Report how many lines hold the string "环做匀速运动". Give the number and nothing else.

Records
START
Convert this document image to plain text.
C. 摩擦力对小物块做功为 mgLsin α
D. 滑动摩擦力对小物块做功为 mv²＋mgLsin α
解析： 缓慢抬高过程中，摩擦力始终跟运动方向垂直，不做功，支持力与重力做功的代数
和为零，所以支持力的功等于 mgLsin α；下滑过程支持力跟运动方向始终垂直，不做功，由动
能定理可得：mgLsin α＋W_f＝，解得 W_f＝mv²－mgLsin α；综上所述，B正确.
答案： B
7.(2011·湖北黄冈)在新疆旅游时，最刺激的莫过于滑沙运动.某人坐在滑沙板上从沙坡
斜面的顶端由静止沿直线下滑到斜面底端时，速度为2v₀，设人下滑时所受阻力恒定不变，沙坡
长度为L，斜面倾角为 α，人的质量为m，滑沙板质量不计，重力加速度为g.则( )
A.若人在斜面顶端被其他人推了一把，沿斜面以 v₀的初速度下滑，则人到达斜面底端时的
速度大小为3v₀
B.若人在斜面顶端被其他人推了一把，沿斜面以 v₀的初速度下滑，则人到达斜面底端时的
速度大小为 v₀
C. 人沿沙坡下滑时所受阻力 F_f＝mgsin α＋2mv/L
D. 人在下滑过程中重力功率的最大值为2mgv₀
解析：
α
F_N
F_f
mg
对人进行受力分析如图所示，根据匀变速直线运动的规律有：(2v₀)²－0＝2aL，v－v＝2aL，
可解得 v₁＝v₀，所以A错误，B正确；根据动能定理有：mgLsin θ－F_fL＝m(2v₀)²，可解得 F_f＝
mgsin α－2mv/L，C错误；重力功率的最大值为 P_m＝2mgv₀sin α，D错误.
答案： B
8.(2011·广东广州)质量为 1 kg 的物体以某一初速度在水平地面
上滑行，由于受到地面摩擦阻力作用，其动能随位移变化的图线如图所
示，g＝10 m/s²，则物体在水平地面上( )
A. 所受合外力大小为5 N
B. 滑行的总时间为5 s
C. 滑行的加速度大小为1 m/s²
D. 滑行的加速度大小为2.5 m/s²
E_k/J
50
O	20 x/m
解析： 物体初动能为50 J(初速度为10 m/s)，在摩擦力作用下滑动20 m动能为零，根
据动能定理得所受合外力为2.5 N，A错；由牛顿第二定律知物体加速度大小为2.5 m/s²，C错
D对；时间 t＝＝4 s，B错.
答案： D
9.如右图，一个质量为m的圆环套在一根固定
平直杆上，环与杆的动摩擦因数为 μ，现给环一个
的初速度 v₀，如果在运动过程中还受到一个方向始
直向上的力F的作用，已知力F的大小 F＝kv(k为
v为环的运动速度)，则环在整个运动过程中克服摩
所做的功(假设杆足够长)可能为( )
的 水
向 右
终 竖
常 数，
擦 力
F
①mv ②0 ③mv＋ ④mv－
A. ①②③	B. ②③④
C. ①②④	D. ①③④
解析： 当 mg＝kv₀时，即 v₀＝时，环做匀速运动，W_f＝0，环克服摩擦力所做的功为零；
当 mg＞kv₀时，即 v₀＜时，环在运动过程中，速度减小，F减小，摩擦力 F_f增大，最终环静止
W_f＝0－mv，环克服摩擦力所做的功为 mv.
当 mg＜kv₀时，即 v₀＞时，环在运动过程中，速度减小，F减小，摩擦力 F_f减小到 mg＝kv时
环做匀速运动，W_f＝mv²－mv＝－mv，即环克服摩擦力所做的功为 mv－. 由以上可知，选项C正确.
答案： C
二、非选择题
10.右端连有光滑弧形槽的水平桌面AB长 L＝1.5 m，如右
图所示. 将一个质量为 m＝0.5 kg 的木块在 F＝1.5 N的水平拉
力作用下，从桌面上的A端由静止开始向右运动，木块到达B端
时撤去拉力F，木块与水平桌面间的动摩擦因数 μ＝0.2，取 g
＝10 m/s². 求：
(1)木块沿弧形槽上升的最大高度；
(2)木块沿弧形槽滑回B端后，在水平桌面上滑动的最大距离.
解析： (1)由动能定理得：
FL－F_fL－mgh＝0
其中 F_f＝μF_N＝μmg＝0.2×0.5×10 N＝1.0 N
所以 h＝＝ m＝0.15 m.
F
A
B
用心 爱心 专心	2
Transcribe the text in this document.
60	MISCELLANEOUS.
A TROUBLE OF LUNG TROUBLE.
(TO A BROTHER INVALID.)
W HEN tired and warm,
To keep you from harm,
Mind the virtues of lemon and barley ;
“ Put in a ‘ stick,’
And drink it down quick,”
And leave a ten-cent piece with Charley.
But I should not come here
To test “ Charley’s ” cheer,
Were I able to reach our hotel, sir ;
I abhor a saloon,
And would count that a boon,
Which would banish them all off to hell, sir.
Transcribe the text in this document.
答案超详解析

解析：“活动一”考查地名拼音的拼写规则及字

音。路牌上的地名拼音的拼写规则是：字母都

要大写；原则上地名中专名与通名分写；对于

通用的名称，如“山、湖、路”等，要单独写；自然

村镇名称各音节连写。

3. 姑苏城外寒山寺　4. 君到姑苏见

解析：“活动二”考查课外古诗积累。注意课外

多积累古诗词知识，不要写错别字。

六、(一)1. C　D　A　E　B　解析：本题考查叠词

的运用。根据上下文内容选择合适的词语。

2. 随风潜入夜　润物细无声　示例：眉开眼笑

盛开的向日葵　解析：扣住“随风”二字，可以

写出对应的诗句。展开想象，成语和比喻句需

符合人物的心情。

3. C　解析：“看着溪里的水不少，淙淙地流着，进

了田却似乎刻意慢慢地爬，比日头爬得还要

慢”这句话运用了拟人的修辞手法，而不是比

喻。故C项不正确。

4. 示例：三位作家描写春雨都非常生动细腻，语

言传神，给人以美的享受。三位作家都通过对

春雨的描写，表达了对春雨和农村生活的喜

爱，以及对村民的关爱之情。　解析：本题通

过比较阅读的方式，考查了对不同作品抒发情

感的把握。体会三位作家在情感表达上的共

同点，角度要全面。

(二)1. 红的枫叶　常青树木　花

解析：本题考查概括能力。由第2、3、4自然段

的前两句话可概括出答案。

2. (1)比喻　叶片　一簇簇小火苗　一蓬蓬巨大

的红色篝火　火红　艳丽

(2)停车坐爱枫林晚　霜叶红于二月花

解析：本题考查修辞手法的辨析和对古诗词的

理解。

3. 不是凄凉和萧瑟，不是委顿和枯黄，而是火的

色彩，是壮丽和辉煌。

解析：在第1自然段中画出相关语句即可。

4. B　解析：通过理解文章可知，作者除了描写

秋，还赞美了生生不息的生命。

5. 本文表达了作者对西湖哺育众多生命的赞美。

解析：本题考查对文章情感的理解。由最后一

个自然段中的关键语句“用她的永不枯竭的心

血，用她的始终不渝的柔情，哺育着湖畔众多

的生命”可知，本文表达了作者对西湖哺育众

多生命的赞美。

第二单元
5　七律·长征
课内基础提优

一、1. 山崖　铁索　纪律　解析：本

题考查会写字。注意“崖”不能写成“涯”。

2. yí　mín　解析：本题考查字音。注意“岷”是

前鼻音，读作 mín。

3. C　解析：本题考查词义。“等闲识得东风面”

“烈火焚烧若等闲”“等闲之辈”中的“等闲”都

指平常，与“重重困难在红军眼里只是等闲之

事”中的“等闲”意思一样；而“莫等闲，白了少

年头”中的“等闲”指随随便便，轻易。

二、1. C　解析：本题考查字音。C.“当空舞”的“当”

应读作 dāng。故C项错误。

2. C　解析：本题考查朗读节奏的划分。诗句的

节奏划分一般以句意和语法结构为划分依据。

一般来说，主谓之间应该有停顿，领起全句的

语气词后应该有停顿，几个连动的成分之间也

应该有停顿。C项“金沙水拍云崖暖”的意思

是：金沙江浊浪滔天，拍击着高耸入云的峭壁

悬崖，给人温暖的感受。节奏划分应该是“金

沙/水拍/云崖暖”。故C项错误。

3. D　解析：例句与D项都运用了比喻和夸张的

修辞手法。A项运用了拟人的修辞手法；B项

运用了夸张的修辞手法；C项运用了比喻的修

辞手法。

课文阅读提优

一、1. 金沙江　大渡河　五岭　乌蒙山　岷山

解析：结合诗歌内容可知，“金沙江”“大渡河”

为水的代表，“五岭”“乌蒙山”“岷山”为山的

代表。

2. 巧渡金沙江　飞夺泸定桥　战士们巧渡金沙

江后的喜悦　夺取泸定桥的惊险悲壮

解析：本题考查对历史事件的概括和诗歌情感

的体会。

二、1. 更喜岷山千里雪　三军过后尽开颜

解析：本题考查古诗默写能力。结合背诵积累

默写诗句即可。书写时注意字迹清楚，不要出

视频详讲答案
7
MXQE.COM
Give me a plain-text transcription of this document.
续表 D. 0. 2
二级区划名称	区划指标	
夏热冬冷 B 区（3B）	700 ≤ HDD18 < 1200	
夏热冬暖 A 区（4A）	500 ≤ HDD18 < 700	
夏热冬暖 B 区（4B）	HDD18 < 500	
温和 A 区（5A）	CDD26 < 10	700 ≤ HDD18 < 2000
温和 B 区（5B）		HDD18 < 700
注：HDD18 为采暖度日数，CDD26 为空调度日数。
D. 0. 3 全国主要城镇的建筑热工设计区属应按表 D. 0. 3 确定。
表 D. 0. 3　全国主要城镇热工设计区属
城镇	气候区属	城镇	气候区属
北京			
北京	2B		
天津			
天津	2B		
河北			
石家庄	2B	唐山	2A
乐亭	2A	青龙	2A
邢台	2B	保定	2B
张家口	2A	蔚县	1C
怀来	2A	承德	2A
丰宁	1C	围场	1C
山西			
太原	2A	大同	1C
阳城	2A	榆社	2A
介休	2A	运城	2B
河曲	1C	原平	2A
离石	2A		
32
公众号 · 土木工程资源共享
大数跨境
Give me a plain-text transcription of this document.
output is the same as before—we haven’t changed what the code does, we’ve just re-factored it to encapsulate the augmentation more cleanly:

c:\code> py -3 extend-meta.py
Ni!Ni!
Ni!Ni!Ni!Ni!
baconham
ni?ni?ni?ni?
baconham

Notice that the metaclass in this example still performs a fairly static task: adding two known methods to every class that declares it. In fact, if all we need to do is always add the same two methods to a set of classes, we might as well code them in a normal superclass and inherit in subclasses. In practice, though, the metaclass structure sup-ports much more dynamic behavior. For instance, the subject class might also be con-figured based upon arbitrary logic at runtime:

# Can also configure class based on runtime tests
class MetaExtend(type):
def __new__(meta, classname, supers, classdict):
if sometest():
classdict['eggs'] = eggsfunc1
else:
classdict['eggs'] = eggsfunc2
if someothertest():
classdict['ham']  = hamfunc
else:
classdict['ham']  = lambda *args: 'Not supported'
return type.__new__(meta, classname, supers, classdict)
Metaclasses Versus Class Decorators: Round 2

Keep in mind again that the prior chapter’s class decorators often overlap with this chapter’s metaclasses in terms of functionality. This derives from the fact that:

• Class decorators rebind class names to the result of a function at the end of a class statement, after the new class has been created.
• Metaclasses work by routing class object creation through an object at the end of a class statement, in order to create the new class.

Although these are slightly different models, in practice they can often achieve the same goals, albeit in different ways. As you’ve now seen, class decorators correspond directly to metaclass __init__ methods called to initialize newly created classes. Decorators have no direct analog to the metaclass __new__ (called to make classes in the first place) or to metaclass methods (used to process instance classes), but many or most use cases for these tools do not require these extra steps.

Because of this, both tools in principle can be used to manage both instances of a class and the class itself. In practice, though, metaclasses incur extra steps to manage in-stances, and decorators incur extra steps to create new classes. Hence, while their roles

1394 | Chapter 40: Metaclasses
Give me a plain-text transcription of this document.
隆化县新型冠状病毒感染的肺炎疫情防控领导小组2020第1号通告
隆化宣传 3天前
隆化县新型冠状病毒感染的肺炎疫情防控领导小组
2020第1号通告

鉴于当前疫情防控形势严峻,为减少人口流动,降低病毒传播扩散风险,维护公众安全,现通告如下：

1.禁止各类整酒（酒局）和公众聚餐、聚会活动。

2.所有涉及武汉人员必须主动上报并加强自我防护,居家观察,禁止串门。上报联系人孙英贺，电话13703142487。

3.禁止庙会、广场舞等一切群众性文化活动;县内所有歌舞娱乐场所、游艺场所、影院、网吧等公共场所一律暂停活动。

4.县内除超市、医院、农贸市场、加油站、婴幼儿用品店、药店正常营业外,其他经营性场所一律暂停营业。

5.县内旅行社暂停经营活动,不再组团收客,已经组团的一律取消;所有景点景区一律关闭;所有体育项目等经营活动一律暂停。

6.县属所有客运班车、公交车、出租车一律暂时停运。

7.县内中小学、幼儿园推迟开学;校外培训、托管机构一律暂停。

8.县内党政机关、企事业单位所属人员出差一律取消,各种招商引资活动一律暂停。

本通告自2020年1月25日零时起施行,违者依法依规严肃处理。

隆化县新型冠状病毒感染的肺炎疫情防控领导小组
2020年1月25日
END
Task solution:
2